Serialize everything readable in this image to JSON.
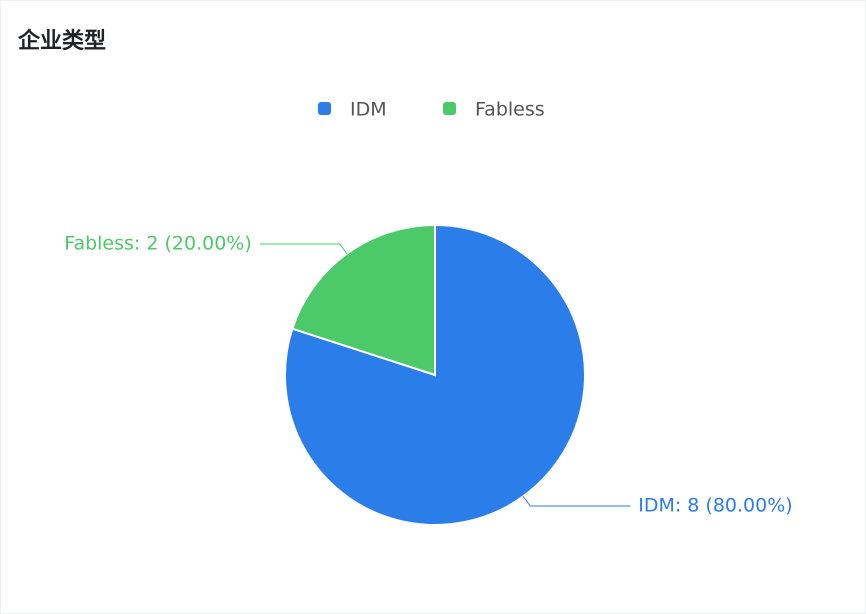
{
  "chart_data": {
    "type": "pie",
    "title": "企业类型",
    "categories": [
      "IDM",
      "Fabless"
    ],
    "values": [
      8,
      2
    ],
    "value_labels": [
      "IDM: 8 (80.00%)",
      "Fabless: 2 (20.00%)"
    ],
    "colors": [
      "#2b7ee9",
      "#4cc968"
    ],
    "legend": "top"
  }
}
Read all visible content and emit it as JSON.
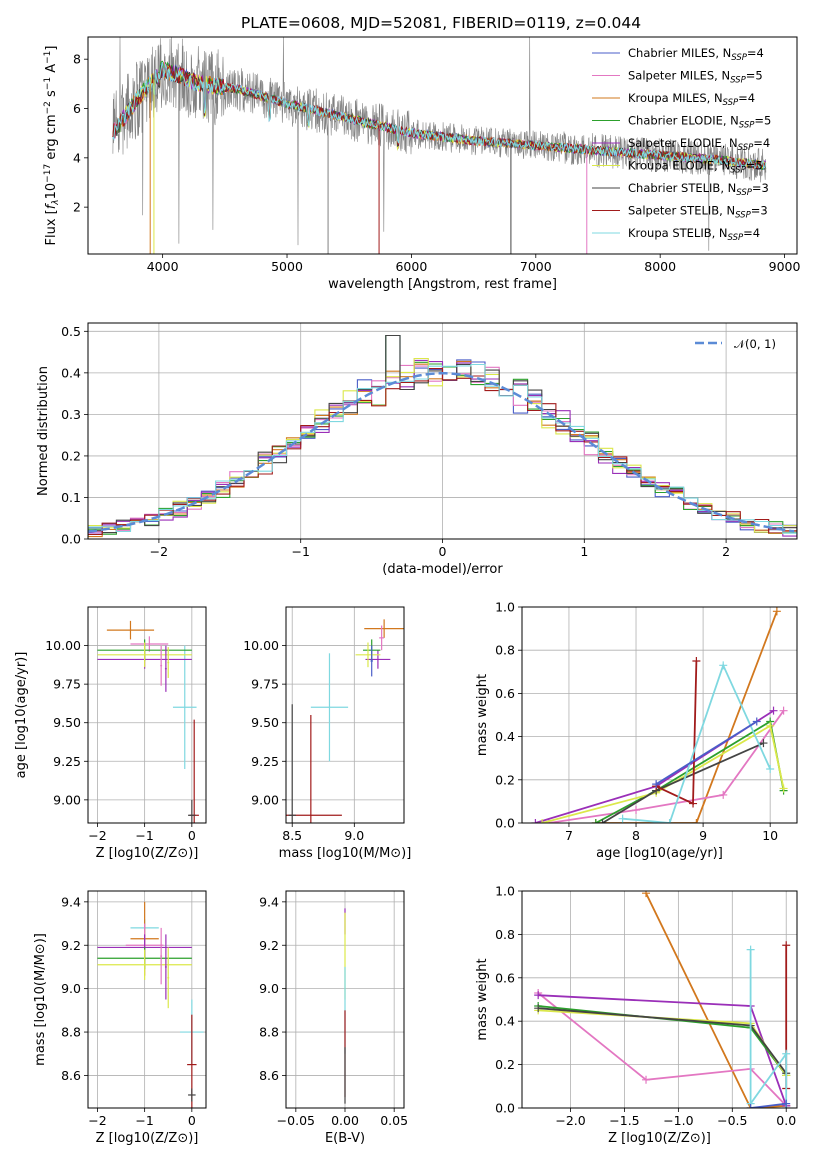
============
- [What to do]: Omit the pictures and give the material again, exactly and in full.

- [Result of this exercise]:
Serialize everything readable in this image to JSON.
{
  "chart_data": {
    "type": "pie",
    "title": "企业类型",
    "categories": [
      "IDM",
      "Fabless"
    ],
    "values": [
      8,
      2
    ],
    "value_labels": [
      "IDM: 8 (80.00%)",
      "Fabless: 2 (20.00%)"
    ],
    "colors": [
      "#2b7ee9",
      "#4cc968"
    ],
    "legend": "top"
  }
}
Read all visible content and emit it as JSON.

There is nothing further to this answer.